Supplied records:
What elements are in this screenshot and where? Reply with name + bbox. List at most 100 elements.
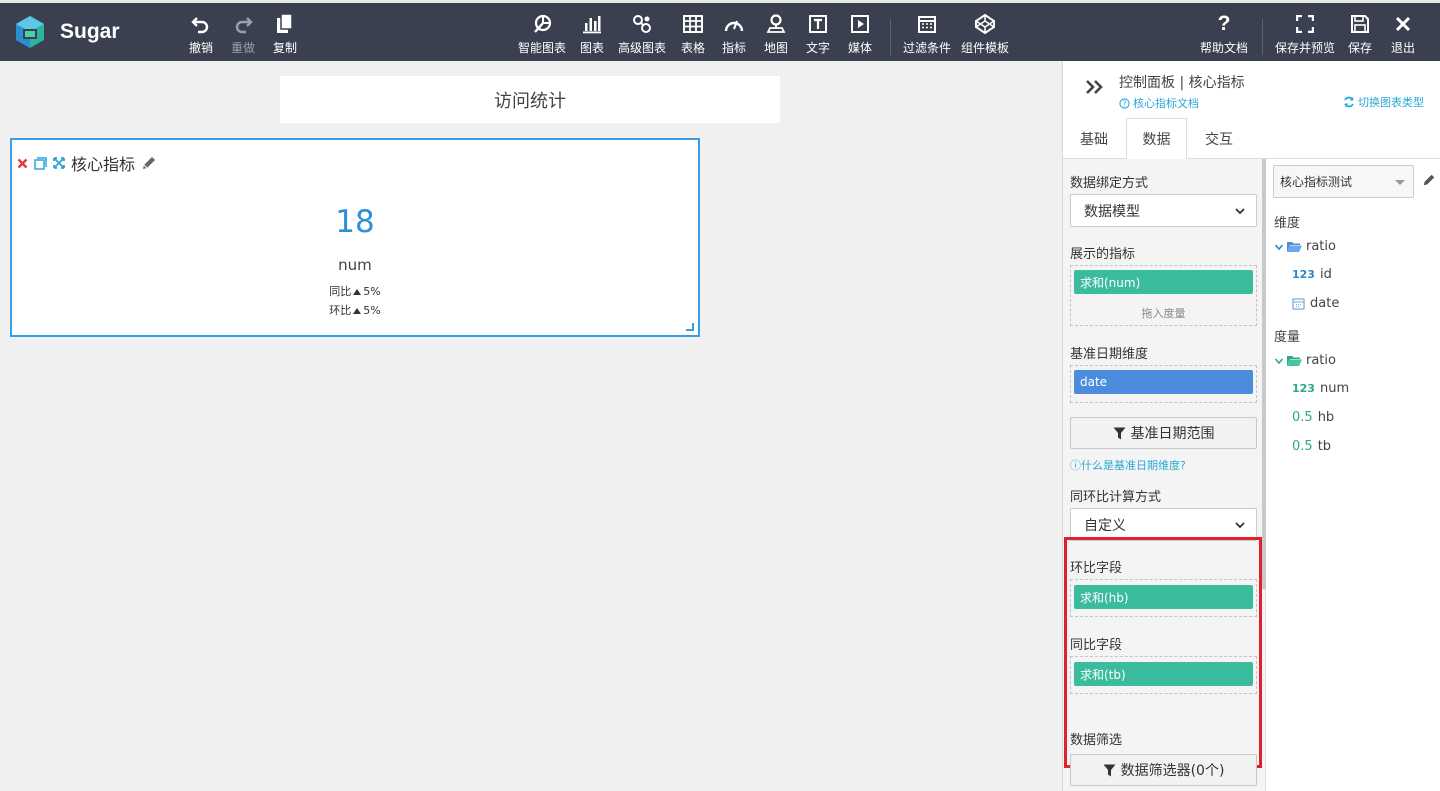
decimal-type-icon: 0.5 (1292, 439, 1313, 454)
kpi-value: 18 (335, 204, 375, 240)
question-icon: ? (1217, 12, 1231, 35)
filter-button[interactable]: 过滤条件 (903, 13, 951, 56)
logo: Sugar (14, 15, 120, 49)
sugar-logo-icon (16, 16, 44, 48)
drop-hint: 拖入度量 (1141, 307, 1186, 320)
expand-widget-icon[interactable] (53, 157, 65, 169)
tab-interaction[interactable]: 交互 (1187, 118, 1251, 159)
date-dim-label: 基准日期维度 (1070, 347, 1149, 362)
map-button[interactable]: 地图 (764, 13, 788, 56)
widget-title: 核心指标 (71, 155, 136, 174)
floppy-icon (1351, 15, 1369, 33)
tab-data[interactable]: 数据 (1126, 118, 1187, 160)
binding-select[interactable]: 数据模型 (1070, 194, 1257, 227)
exit-button[interactable]: 退出 (1391, 13, 1415, 56)
table-button[interactable]: 表格 (681, 13, 705, 56)
calendar-icon (918, 16, 936, 33)
save-button[interactable]: 保存 (1348, 13, 1372, 56)
metric-button[interactable]: 指标 (722, 13, 746, 56)
chevron-down-icon (1235, 208, 1245, 215)
decimal-type-icon: 0.5 (1292, 410, 1313, 425)
edit-title-icon[interactable] (141, 155, 157, 171)
advanced-chart-icon (633, 15, 651, 33)
component-template-button[interactable]: 组件模板 (961, 13, 1009, 56)
field-item[interactable]: 0.5 hb (1292, 410, 1334, 425)
field-item[interactable]: 123 id (1292, 267, 1332, 282)
switch-chart-type-link[interactable]: 切换图表类型 (1343, 94, 1424, 110)
table-icon (683, 15, 703, 33)
toolbar-divider-right (1262, 19, 1263, 55)
kpi-yoy: 同比 5% (329, 285, 381, 298)
binding-label: 数据绑定方式 (1070, 176, 1149, 191)
delete-widget-icon[interactable] (17, 158, 28, 169)
kpi-widget[interactable]: 核心指标 18 num 同比 5% 环比 5% (10, 138, 700, 337)
play-icon (851, 15, 869, 33)
undo-icon (191, 17, 209, 34)
model-select[interactable]: 核心指标测试 (1273, 165, 1414, 198)
widget-tools: 核心指标 (17, 151, 163, 175)
data-filter-button[interactable]: 数据筛选器(0个) (1070, 754, 1257, 786)
duplicate-widget-icon[interactable] (34, 156, 47, 170)
metrics-dropzone[interactable]: 求和(num) 拖入度量 (1070, 265, 1257, 326)
copy-button[interactable]: 复制 (273, 13, 297, 56)
undo-button[interactable]: 撤销 (189, 13, 213, 56)
calc-method-label: 同环比计算方式 (1070, 490, 1162, 505)
data-model-column: 核心指标测试 维度 ratio 123 id date 度量 ratio 123… (1266, 159, 1440, 791)
brand-name: Sugar (60, 20, 120, 43)
up-arrow-icon (353, 288, 362, 295)
codepen-icon (975, 14, 995, 34)
page-title[interactable]: 访问统计 (280, 76, 780, 123)
chevron-down-icon (1274, 243, 1284, 250)
integer-type-icon: 123 (1292, 382, 1315, 395)
field-item[interactable]: date (1292, 296, 1339, 311)
up-arrow-icon (353, 307, 362, 314)
help-button[interactable]: ? 帮助文档 (1200, 12, 1248, 56)
date-dim-dropzone[interactable]: date (1070, 365, 1257, 403)
field-item[interactable]: 123 num (1292, 381, 1349, 396)
measures-header: 度量 (1274, 330, 1301, 345)
panel-title: 控制面板 | 核心指标 (1119, 75, 1245, 91)
date-chip[interactable]: date (1074, 370, 1253, 394)
dimension-folder[interactable]: ratio (1274, 239, 1336, 254)
fullscreen-icon (1296, 15, 1314, 33)
help-circle-icon: ⓘ (1070, 459, 1081, 472)
design-canvas[interactable]: 访问统计 核心指标 18 num 同比 5% 环比 5% (0, 61, 1062, 791)
text-icon (809, 15, 827, 33)
chevron-down-icon (1274, 357, 1284, 364)
tab-basic[interactable]: 基础 (1063, 118, 1125, 159)
folder-open-icon (1287, 241, 1302, 252)
dimensions-header: 维度 (1274, 216, 1301, 231)
collapse-panel-icon[interactable] (1085, 79, 1105, 99)
integer-type-icon: 123 (1292, 268, 1315, 281)
kpi-name: num (338, 256, 372, 274)
data-config-column: 数据绑定方式 数据模型 展示的指标 求和(num) 拖入度量 基准日期维度 da… (1063, 159, 1266, 791)
metric-chip[interactable]: 求和(num) (1074, 270, 1253, 294)
toolbar-divider (890, 19, 891, 55)
gauge-icon (724, 20, 744, 32)
refresh-icon (1344, 96, 1354, 108)
funnel-icon (1113, 427, 1125, 439)
date-dim-help-link[interactable]: ⓘ什么是基准日期维度? (1070, 457, 1186, 473)
text-button[interactable]: 文字 (806, 13, 830, 56)
redo-button[interactable]: 重做 (231, 13, 255, 56)
map-pin-icon (766, 14, 786, 33)
chart-button[interactable]: 图表 (580, 13, 604, 56)
resize-handle[interactable] (686, 323, 694, 331)
edit-model-icon[interactable] (1422, 172, 1436, 191)
top-toolbar: Sugar 撤销 重做 复制 智能图表 图表 高级图表 表格 指标 地图 文字 (0, 0, 1440, 61)
measure-folder[interactable]: ratio (1274, 353, 1336, 368)
advanced-chart-button[interactable]: 高级图表 (618, 13, 666, 56)
field-item[interactable]: 0.5 tb (1292, 439, 1331, 454)
copy-icon (277, 14, 293, 33)
smart-chart-button[interactable]: 智能图表 (518, 13, 566, 56)
help-circle-icon: ? (1119, 97, 1130, 109)
folder-open-icon (1287, 355, 1302, 366)
close-icon (1395, 16, 1411, 32)
doc-link[interactable]: ? 核心指标文档 (1119, 95, 1199, 111)
save-preview-button[interactable]: 保存并预览 (1275, 13, 1335, 56)
panel-tabs: 基础 数据 交互 (1063, 118, 1440, 160)
media-button[interactable]: 媒体 (848, 13, 872, 56)
date-range-button[interactable]: 基准日期范围 (1070, 417, 1257, 449)
smart-chart-icon (534, 14, 552, 33)
caret-down-icon (1395, 180, 1405, 185)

Task instructions: In the listing above, replace every "interactable" with "clickable" and reproduce all the lines otherwise unchanged, omitting the picture.

Task output:
What elements are in this screenshot and where? Reply with name + bbox. List at most 100 elements.
decimal-type-icon: 0.5 (1292, 439, 1313, 454)
kpi-value: 18 (335, 204, 375, 240)
question-icon: ? (1217, 12, 1231, 35)
filter-button[clickable]: 过滤条件 (903, 13, 951, 56)
logo: Sugar (14, 15, 120, 49)
sugar-logo-icon (16, 16, 44, 48)
drop-hint: 拖入度量 (1141, 307, 1186, 320)
expand-widget-icon[clickable] (53, 157, 65, 169)
tab-interaction[clickable]: 交互 (1187, 118, 1251, 159)
date-dim-label: 基准日期维度 (1070, 347, 1149, 362)
map-button[clickable]: 地图 (764, 13, 788, 56)
widget-title: 核心指标 (71, 155, 136, 174)
floppy-icon (1351, 15, 1369, 33)
tab-data[clickable]: 数据 (1126, 118, 1187, 160)
binding-select[clickable]: 数据模型 (1070, 194, 1257, 227)
exit-button[clickable]: 退出 (1391, 13, 1415, 56)
table-button[clickable]: 表格 (681, 13, 705, 56)
calendar-icon (918, 16, 936, 33)
save-button[clickable]: 保存 (1348, 13, 1372, 56)
metric-button[clickable]: 指标 (722, 13, 746, 56)
chevron-down-icon (1235, 208, 1245, 215)
decimal-type-icon: 0.5 (1292, 410, 1313, 425)
edit-title-icon[clickable] (141, 155, 157, 171)
advanced-chart-icon (633, 15, 651, 33)
component-template-button[clickable]: 组件模板 (961, 13, 1009, 56)
field-item[clickable]: 0.5 hb (1292, 410, 1334, 425)
field-item[clickable]: 123 id (1292, 267, 1332, 282)
switch-chart-type-link[clickable]: 切换图表类型 (1343, 94, 1424, 110)
table-icon (683, 15, 703, 33)
toolbar-divider-right (1262, 19, 1263, 55)
kpi-yoy: 同比 5% (329, 285, 381, 298)
binding-label: 数据绑定方式 (1070, 176, 1149, 191)
delete-widget-icon[clickable] (17, 158, 28, 169)
kpi-widget[clickable]: 核心指标 18 num 同比 5% 环比 5% (10, 138, 700, 337)
play-icon (851, 15, 869, 33)
undo-icon (191, 17, 209, 34)
model-select[clickable]: 核心指标测试 (1273, 165, 1414, 198)
widget-tools: 核心指标 (17, 151, 163, 175)
data-filter-button[clickable]: 数据筛选器(0个) (1070, 754, 1257, 786)
duplicate-widget-icon[clickable] (34, 156, 47, 170)
metrics-dropzone[clickable]: 求和(num) 拖入度量 (1070, 265, 1257, 326)
copy-button[clickable]: 复制 (273, 13, 297, 56)
undo-button[clickable]: 撤销 (189, 13, 213, 56)
calc-method-label: 同环比计算方式 (1070, 490, 1162, 505)
data-model-column: 核心指标测试 维度 ratio 123 id date 度量 ratio 123… (1266, 159, 1440, 791)
brand-name: Sugar (60, 20, 120, 43)
up-arrow-icon (353, 288, 362, 295)
codepen-icon (975, 14, 995, 34)
page-title[clickable]: 访问统计 (280, 76, 780, 123)
chevron-down-icon (1274, 243, 1284, 250)
integer-type-icon: 123 (1292, 382, 1315, 395)
field-item[clickable]: date (1292, 296, 1339, 311)
up-arrow-icon (353, 307, 362, 314)
help-button[clickable]: ? 帮助文档 (1200, 12, 1248, 56)
date-dim-dropzone[clickable]: date (1070, 365, 1257, 403)
field-item[clickable]: 123 num (1292, 381, 1349, 396)
measures-header: 度量 (1274, 330, 1301, 345)
panel-title: 控制面板 | 核心指标 (1119, 75, 1245, 91)
date-chip[clickable]: date (1074, 370, 1253, 394)
dimension-folder[clickable]: ratio (1274, 239, 1336, 254)
fullscreen-icon (1296, 15, 1314, 33)
help-circle-icon: ⓘ (1070, 459, 1081, 472)
design-canvas[clickable]: 访问统计 核心指标 18 num 同比 5% 环比 5% (0, 61, 1062, 791)
text-icon (809, 15, 827, 33)
chevron-down-icon (1274, 357, 1284, 364)
tab-basic[clickable]: 基础 (1063, 118, 1125, 159)
folder-open-icon (1287, 241, 1302, 252)
dimensions-header: 维度 (1274, 216, 1301, 231)
collapse-panel-icon[clickable] (1085, 79, 1105, 99)
integer-type-icon: 123 (1292, 268, 1315, 281)
kpi-name: num (338, 256, 372, 274)
data-config-column: 数据绑定方式 数据模型 展示的指标 求和(num) 拖入度量 基准日期维度 da… (1063, 159, 1266, 791)
metric-chip[clickable]: 求和(num) (1074, 270, 1253, 294)
toolbar-divider (890, 19, 891, 55)
gauge-icon (724, 20, 744, 32)
refresh-icon (1344, 96, 1354, 108)
funnel-icon (1113, 427, 1125, 439)
date-dim-help-link[clickable]: ⓘ什么是基准日期维度? (1070, 457, 1186, 473)
text-button[clickable]: 文字 (806, 13, 830, 56)
redo-button[clickable]: 重做 (231, 13, 255, 56)
map-pin-icon (766, 14, 786, 33)
chart-button[clickable]: 图表 (580, 13, 604, 56)
resize-handle[clickable] (686, 323, 694, 331)
edit-model-icon[clickable] (1422, 172, 1436, 191)
top-toolbar: Sugar 撤销 重做 复制 智能图表 图表 高级图表 表格 指标 地图 文字 (0, 0, 1440, 61)
measure-folder[clickable]: ratio (1274, 353, 1336, 368)
advanced-chart-button[clickable]: 高级图表 (618, 13, 666, 56)
field-item[clickable]: 0.5 tb (1292, 439, 1331, 454)
copy-icon (277, 14, 293, 33)
smart-chart-button[clickable]: 智能图表 (518, 13, 566, 56)
help-circle-icon: ? (1119, 97, 1130, 109)
folder-open-icon (1287, 355, 1302, 366)
close-icon (1395, 16, 1411, 32)
doc-link[clickable]: ? 核心指标文档 (1119, 95, 1199, 111)
save-preview-button[clickable]: 保存并预览 (1275, 13, 1335, 56)
panel-tabs: 基础 数据 交互 (1063, 118, 1440, 160)
media-button[clickable]: 媒体 (848, 13, 872, 56)
date-range-button[clickable]: 基准日期范围 (1070, 417, 1257, 449)
smart-chart-icon (534, 14, 552, 33)
caret-down-icon (1395, 180, 1405, 185)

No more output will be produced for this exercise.